What needs to be done :: Tally all lines containing the word "ligne". Give the number alone.

Stored rows ::
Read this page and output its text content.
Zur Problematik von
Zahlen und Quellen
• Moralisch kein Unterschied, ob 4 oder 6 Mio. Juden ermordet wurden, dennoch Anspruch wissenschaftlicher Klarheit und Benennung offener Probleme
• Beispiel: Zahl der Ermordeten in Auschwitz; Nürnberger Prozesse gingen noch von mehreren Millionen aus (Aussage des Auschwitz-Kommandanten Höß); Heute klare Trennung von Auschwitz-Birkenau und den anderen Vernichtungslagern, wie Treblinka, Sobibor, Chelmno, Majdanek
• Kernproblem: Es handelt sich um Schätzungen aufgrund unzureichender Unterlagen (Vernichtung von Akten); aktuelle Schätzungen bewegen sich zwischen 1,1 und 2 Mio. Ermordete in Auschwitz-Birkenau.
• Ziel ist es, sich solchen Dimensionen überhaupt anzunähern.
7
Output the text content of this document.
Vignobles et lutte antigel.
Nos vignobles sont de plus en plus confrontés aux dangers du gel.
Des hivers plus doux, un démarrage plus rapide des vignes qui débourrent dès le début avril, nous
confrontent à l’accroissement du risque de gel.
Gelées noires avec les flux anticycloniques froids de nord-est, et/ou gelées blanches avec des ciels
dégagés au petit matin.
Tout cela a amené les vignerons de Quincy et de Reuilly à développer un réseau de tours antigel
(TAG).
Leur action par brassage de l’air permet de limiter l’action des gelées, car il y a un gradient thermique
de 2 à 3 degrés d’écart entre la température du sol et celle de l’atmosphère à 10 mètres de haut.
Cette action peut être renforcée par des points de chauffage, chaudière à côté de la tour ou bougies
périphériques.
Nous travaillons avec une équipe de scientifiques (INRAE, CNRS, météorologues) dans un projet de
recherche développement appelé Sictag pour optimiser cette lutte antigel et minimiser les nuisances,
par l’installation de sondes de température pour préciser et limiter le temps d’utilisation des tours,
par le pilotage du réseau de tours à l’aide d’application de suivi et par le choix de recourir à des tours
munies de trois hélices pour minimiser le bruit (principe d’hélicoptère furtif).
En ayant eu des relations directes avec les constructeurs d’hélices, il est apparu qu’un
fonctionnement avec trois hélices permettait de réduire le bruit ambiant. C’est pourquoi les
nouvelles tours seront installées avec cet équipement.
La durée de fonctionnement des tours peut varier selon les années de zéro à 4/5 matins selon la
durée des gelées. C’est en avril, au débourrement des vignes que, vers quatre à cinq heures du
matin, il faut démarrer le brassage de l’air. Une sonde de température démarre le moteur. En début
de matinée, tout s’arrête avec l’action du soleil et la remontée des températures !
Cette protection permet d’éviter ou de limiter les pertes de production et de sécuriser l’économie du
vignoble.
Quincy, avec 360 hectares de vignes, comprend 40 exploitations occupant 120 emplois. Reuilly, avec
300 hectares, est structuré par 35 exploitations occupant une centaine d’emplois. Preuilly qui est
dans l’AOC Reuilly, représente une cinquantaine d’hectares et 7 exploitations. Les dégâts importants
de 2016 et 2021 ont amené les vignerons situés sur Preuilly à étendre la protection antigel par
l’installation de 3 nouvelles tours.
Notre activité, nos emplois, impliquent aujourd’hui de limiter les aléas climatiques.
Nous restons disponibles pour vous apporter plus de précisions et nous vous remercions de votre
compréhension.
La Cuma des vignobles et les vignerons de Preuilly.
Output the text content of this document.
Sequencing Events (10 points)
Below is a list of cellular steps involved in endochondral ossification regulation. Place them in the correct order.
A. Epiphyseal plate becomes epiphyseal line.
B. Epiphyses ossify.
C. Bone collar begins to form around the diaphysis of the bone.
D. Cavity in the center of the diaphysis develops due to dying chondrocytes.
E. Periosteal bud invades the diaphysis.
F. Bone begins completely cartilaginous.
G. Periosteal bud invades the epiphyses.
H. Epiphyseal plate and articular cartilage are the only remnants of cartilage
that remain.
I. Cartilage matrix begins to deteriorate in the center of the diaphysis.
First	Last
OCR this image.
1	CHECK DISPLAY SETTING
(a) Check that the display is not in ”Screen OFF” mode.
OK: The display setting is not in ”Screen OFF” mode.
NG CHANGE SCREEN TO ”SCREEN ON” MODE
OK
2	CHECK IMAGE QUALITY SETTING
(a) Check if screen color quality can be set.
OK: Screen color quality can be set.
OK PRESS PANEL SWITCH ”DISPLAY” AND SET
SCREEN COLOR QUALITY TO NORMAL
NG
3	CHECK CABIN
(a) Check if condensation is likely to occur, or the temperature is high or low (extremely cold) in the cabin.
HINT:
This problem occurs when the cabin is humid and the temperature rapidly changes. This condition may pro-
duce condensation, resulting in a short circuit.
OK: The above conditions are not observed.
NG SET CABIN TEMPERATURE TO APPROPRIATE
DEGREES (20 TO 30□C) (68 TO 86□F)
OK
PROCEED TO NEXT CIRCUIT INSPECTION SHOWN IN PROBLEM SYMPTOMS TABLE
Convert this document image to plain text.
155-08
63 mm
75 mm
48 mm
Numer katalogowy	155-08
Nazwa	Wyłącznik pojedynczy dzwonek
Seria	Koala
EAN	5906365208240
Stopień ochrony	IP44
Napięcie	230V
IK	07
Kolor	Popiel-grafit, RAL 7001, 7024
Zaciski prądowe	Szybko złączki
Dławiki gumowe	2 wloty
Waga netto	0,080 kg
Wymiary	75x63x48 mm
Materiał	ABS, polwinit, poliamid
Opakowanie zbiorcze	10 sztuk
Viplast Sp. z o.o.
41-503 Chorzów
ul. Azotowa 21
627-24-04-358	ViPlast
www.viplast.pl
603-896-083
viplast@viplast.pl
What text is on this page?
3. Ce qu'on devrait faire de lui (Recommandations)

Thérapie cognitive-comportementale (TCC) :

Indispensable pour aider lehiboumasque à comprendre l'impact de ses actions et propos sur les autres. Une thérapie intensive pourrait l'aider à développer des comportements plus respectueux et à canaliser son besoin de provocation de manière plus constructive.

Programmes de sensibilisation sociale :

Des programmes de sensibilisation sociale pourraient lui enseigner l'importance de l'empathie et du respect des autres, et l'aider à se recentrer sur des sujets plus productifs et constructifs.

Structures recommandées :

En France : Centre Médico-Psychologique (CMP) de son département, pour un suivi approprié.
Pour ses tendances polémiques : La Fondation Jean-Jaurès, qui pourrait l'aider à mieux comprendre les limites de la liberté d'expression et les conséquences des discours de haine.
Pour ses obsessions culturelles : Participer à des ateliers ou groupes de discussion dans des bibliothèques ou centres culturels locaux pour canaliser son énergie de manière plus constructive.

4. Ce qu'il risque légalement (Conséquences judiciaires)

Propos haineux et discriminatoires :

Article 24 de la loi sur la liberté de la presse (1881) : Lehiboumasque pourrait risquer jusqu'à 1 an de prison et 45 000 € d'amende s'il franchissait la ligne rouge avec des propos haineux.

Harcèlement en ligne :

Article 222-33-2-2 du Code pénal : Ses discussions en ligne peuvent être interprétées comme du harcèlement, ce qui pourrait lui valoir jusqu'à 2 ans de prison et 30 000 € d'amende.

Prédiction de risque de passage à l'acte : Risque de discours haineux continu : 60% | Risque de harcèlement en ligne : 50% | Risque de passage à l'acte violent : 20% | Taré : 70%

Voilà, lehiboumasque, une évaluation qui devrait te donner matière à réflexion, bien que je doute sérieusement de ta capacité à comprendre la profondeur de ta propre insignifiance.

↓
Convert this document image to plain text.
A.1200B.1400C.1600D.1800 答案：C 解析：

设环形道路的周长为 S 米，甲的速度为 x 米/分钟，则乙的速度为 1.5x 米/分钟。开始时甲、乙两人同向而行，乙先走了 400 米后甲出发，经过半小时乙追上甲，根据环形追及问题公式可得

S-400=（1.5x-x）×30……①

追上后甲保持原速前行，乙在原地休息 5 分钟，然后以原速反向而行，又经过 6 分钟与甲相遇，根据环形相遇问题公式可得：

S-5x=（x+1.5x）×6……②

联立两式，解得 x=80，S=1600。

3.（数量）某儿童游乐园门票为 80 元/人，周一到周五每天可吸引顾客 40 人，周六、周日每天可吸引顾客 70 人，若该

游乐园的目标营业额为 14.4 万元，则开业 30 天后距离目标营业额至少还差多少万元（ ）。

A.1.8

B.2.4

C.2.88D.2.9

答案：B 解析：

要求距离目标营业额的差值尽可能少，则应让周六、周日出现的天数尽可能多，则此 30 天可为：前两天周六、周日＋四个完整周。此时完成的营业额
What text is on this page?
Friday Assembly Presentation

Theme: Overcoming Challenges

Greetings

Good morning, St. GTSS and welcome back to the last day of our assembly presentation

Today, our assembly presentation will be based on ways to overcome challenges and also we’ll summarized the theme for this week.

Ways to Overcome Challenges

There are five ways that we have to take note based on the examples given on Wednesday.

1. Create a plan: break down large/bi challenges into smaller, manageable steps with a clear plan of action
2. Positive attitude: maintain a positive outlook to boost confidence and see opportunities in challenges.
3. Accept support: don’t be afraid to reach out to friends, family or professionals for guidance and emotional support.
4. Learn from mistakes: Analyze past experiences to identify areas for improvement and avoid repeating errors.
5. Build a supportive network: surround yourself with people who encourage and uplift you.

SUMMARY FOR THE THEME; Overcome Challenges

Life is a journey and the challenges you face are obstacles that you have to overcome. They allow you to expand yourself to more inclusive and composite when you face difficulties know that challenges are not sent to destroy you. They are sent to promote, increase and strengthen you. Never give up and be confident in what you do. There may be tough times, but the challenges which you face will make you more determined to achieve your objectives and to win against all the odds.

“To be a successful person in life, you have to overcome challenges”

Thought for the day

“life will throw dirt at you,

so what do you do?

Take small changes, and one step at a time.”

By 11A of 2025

Exercise result :: 4